━━━ Excerpted records

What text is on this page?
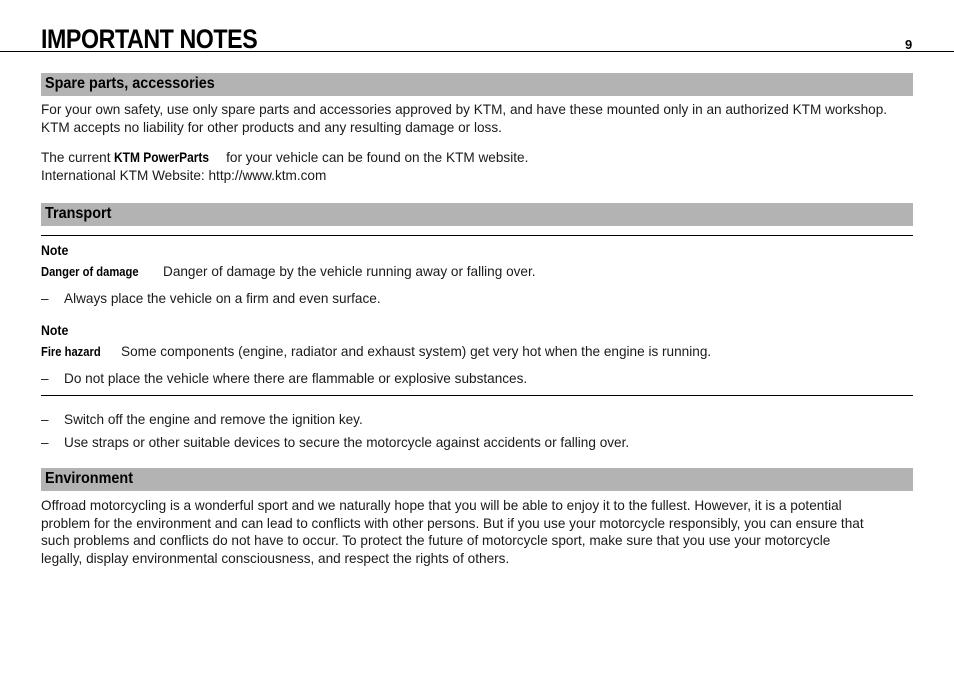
IMPORTANT NOTES	9
Spare parts, accessories
For your own safety, use only spare parts and accessories approved by KTM, and have these mounted only in an authorized KTM workshop.
KTM accepts no liability for other products and any resulting damage or loss.
The current KTM PowerParts for your vehicle can be found on the KTM website.
International KTM Website: http://www.ktm.com
Transport
Note
Danger of damage Danger of damage by the vehicle running away or falling over.
– Always place the vehicle on a firm and even surface.
Note
Fire hazard Some components (engine, radiator and exhaust system) get very hot when the engine is running.
– Do not place the vehicle where there are flammable or explosive substances.
– Switch off the engine and remove the ignition key.
– Use straps or other suitable devices to secure the motorcycle against accidents or falling over.
Environment
Offroad motorcycling is a wonderful sport and we naturally hope that you will be able to enjoy it to the fullest. However, it is a potential
problem for the environment and can lead to conflicts with other persons. But if you use your motorcycle responsibly, you can ensure that
such problems and conflicts do not have to occur. To protect the future of motorcycle sport, make sure that you use your motorcycle
legally, display environmental consciousness, and respect the rights of others.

━━━━━━

### What the task asks
Reproduce the full listing faithfully, but do not carry over any pictures.

### Problem solution
What text is on this page?
IMPORTANT NOTES	9
Spare parts, accessories
For your own safety, use only spare parts and accessories approved by KTM, and have these mounted only in an authorized KTM workshop.
KTM accepts no liability for other products and any resulting damage or loss.
The current KTM PowerParts for your vehicle can be found on the KTM website.
International KTM Website: http://www.ktm.com
Transport
Note
Danger of damage Danger of damage by the vehicle running away or falling over.
– Always place the vehicle on a firm and even surface.
Note
Fire hazard Some components (engine, radiator and exhaust system) get very hot when the engine is running.
– Do not place the vehicle where there are flammable or explosive substances.
– Switch off the engine and remove the ignition key.
– Use straps or other suitable devices to secure the motorcycle against accidents or falling over.
Environment
Offroad motorcycling is a wonderful sport and we naturally hope that you will be able to enjoy it to the fullest. However, it is a potential
problem for the environment and can lead to conflicts with other persons. But if you use your motorcycle responsibly, you can ensure that
such problems and conflicts do not have to occur. To protect the future of motorcycle sport, make sure that you use your motorcycle
legally, display environmental consciousness, and respect the rights of others.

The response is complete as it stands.